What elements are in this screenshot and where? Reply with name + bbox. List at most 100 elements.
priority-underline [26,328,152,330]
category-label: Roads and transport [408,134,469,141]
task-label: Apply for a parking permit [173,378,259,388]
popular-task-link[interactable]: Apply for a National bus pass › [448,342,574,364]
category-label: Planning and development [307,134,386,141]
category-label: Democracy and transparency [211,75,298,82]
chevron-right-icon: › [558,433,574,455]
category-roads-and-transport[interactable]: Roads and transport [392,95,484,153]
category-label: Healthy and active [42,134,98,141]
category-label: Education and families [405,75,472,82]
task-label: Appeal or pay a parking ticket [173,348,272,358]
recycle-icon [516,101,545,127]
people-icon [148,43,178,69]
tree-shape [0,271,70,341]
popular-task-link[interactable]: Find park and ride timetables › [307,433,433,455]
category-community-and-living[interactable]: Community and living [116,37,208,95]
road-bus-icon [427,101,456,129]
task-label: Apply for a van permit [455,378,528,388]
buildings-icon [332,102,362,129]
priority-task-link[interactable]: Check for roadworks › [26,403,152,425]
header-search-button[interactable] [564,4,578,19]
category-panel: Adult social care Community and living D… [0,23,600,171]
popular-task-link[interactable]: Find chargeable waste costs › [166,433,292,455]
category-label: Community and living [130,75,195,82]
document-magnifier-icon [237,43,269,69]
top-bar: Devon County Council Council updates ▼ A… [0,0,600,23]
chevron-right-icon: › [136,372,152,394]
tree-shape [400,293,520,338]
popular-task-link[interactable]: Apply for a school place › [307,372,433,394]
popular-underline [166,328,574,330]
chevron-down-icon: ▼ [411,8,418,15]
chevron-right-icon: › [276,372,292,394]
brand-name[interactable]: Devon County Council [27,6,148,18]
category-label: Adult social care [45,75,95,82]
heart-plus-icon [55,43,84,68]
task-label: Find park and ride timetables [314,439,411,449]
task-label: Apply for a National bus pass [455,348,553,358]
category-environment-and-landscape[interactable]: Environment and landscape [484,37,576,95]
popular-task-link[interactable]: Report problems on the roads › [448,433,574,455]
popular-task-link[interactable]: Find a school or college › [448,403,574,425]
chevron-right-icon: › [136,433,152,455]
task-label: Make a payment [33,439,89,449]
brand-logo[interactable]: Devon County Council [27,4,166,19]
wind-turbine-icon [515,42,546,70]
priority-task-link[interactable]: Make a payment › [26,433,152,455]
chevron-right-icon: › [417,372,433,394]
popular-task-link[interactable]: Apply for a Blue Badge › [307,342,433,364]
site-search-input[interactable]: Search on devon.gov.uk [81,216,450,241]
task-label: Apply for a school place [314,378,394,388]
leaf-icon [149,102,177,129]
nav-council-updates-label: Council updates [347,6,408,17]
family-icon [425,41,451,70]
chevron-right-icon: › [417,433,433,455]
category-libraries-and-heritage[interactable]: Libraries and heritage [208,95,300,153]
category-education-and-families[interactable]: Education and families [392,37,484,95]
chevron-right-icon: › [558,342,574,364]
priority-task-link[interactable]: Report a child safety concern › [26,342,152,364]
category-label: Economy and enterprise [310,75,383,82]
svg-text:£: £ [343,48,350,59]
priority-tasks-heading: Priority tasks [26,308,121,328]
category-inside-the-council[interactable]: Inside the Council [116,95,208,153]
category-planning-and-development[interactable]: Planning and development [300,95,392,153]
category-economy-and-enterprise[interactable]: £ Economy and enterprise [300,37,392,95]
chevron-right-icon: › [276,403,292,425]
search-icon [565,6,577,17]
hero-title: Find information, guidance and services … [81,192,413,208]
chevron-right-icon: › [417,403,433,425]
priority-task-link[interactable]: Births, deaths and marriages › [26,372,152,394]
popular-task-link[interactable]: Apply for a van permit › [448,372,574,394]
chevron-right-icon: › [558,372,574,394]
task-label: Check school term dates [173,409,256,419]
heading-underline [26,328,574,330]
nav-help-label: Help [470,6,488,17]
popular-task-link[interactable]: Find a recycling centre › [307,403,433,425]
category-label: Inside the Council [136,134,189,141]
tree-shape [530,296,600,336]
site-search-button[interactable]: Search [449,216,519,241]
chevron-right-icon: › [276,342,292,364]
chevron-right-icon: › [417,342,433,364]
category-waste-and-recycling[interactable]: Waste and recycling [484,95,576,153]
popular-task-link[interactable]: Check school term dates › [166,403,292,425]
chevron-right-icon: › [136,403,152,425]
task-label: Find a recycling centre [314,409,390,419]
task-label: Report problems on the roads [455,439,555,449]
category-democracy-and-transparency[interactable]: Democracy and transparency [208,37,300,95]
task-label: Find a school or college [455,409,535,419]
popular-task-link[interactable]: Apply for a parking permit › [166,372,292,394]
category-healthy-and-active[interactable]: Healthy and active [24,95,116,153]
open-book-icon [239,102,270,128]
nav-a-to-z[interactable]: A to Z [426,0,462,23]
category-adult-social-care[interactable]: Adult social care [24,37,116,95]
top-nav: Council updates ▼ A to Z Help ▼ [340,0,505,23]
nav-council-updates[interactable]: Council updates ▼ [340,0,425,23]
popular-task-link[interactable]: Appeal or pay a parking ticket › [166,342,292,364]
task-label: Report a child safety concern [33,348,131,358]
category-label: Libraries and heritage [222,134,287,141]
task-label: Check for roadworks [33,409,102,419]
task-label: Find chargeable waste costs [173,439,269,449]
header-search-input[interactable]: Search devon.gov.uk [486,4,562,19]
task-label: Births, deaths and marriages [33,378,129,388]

_ _ _

WHAT TO WORK ON
Collect each line of the rows above that contains the word "Libraries".

COMPLETE RESPONSE
category-libraries-and-heritage[interactable]: Libraries and heritage [208,95,300,153]
category-label: Libraries and heritage [222,134,287,141]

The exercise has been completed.